Set exercise:
Find the string "cmiyu" and gather every line that holds it.

# Material for the task start

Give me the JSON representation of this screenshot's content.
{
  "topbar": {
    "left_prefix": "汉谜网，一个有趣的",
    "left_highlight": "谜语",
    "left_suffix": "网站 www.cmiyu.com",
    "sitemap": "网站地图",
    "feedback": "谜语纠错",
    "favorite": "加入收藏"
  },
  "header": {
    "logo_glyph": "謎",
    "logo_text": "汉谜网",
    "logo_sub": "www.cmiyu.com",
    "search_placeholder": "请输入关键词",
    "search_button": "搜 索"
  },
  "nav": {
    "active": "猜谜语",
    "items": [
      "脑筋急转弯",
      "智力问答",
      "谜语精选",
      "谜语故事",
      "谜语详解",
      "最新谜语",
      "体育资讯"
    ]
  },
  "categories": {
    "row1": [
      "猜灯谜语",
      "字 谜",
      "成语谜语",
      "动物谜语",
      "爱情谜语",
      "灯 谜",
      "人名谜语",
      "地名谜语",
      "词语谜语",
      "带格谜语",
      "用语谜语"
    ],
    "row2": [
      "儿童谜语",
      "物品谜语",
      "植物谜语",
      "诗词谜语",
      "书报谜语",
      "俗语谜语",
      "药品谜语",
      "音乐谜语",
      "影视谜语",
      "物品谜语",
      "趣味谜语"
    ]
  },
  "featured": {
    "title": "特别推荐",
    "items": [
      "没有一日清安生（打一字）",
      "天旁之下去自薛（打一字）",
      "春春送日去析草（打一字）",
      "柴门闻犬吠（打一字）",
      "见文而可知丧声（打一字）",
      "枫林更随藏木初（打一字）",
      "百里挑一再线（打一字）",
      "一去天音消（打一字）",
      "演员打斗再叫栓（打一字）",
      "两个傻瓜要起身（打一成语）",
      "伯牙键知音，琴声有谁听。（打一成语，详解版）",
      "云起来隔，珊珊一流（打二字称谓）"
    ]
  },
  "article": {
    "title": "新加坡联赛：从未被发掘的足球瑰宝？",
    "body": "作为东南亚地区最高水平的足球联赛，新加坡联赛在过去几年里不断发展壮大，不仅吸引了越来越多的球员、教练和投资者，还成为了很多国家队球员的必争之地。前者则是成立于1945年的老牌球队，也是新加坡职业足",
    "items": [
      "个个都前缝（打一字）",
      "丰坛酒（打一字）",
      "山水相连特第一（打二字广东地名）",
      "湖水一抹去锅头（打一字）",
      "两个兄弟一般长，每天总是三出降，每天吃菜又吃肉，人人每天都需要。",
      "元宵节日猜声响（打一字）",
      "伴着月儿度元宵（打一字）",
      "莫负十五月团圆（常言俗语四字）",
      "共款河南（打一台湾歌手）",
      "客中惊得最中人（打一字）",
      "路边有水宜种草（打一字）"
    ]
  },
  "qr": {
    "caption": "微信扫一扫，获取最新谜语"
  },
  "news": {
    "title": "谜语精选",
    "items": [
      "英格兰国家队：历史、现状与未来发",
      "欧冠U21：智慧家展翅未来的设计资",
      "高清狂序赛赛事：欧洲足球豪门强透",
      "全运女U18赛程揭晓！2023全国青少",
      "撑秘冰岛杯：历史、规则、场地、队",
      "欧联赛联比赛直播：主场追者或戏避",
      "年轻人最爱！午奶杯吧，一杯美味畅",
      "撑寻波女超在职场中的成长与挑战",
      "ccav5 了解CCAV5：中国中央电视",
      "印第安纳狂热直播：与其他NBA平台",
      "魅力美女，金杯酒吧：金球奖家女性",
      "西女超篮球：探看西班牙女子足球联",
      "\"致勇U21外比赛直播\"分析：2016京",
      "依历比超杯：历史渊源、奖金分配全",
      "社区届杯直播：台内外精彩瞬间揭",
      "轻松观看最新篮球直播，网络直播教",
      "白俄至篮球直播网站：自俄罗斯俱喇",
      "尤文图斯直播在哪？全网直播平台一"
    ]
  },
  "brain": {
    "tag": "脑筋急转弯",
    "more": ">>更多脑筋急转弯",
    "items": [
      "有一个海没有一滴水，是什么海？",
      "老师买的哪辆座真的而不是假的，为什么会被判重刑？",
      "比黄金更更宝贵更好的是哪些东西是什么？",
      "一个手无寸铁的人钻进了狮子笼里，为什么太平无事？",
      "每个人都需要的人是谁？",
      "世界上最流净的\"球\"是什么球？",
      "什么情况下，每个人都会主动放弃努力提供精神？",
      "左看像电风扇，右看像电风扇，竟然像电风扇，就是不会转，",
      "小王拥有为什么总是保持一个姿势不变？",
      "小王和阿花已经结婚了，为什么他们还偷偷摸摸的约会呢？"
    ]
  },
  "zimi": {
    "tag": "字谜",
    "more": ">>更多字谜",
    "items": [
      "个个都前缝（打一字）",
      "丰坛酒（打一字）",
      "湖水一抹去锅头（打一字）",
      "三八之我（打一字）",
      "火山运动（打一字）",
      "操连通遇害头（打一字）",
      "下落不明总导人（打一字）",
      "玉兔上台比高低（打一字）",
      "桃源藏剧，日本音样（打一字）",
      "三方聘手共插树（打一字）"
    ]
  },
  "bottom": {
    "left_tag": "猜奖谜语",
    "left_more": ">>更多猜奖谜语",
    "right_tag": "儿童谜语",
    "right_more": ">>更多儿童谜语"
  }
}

# Material for the task end

Correct result:
    "left_suffix": "网站 www.cmiyu.com",
    "logo_sub": "www.cmiyu.com",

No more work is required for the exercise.